▶ _DIRECTION_: Figure out how many lines of the material below contain the word "определения". Answer with the number only.

=-=-=-=-=

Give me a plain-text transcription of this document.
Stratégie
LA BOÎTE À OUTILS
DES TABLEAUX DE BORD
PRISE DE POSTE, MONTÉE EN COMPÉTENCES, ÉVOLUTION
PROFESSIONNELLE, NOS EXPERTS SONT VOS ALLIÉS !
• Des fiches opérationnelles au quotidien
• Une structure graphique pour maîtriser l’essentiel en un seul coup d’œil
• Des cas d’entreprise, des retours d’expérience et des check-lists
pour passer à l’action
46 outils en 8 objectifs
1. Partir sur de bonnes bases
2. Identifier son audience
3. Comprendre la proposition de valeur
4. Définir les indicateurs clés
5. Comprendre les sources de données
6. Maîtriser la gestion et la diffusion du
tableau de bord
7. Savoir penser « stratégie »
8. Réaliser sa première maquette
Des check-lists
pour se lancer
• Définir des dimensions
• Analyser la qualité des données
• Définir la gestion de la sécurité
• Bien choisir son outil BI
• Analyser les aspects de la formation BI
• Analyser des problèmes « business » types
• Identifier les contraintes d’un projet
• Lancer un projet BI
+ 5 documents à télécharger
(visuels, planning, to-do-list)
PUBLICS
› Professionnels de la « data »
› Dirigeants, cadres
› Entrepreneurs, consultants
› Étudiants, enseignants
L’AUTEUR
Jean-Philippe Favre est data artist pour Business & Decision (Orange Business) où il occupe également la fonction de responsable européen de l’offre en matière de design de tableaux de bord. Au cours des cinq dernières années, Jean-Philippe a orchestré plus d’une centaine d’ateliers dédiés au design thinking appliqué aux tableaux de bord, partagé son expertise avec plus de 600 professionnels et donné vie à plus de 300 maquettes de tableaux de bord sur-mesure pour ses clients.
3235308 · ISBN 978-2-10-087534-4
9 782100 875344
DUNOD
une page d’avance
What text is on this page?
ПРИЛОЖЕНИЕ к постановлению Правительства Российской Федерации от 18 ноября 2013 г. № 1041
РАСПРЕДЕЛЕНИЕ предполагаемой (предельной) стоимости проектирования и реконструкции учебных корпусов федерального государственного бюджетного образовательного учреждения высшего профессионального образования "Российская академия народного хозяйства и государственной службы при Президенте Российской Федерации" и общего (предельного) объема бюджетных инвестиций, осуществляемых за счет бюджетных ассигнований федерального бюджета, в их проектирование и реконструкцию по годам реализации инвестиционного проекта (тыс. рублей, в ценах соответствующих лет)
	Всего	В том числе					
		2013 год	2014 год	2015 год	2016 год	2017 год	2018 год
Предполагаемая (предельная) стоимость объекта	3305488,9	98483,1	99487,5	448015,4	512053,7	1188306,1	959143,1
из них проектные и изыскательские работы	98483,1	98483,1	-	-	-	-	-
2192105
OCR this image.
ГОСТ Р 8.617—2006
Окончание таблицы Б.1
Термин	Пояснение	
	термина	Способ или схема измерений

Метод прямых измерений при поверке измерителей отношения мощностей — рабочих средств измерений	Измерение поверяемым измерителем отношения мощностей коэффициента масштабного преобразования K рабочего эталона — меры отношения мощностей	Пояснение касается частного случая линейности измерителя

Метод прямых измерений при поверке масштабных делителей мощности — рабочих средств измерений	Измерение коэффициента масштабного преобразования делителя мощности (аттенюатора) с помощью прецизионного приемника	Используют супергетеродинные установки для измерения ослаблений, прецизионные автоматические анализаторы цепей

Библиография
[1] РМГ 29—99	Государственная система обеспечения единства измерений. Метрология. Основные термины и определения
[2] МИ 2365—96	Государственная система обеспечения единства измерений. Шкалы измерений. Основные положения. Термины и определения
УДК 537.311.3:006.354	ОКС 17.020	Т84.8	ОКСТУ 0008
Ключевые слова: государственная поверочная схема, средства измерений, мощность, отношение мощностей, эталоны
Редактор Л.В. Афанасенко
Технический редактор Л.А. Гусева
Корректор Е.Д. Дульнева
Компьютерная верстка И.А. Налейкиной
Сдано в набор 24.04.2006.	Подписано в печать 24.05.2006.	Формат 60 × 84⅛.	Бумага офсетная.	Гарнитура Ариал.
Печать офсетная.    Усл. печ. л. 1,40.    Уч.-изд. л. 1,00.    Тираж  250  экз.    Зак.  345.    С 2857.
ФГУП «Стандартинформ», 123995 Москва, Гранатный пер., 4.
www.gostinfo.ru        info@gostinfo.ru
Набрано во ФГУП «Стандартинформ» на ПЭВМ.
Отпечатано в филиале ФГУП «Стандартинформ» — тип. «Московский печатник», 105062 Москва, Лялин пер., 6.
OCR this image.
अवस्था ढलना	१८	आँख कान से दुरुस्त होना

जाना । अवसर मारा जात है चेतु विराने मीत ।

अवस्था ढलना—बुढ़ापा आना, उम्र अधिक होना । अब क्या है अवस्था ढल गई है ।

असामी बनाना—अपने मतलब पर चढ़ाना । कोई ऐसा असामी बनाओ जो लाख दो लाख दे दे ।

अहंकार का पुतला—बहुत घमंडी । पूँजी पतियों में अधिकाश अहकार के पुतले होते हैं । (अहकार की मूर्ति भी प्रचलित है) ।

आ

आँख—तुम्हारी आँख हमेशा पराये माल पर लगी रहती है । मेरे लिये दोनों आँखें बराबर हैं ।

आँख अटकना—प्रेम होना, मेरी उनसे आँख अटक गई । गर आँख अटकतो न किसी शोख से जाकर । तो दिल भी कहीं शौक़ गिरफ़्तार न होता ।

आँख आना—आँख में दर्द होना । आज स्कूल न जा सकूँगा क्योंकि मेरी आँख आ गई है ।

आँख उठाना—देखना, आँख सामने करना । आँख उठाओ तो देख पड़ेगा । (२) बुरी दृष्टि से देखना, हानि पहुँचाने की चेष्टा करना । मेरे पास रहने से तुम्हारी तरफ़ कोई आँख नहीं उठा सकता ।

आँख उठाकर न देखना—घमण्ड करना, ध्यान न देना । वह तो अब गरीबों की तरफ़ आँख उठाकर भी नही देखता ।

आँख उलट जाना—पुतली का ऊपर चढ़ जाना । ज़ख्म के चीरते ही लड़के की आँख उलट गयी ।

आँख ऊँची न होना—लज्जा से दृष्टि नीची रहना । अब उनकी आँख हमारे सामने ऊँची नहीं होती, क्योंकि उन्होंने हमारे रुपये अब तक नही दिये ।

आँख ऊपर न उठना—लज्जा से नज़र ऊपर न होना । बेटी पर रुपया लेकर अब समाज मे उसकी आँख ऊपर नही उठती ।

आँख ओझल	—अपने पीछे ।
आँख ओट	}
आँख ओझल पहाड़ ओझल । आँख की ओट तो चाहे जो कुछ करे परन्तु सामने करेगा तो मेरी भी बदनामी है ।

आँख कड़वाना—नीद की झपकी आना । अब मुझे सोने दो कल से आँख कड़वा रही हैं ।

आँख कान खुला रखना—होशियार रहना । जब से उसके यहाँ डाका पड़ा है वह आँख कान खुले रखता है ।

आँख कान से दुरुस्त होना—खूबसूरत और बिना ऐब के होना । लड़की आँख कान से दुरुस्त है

=-=-=-=-=

▶ _FINISHED ANSWER_: 2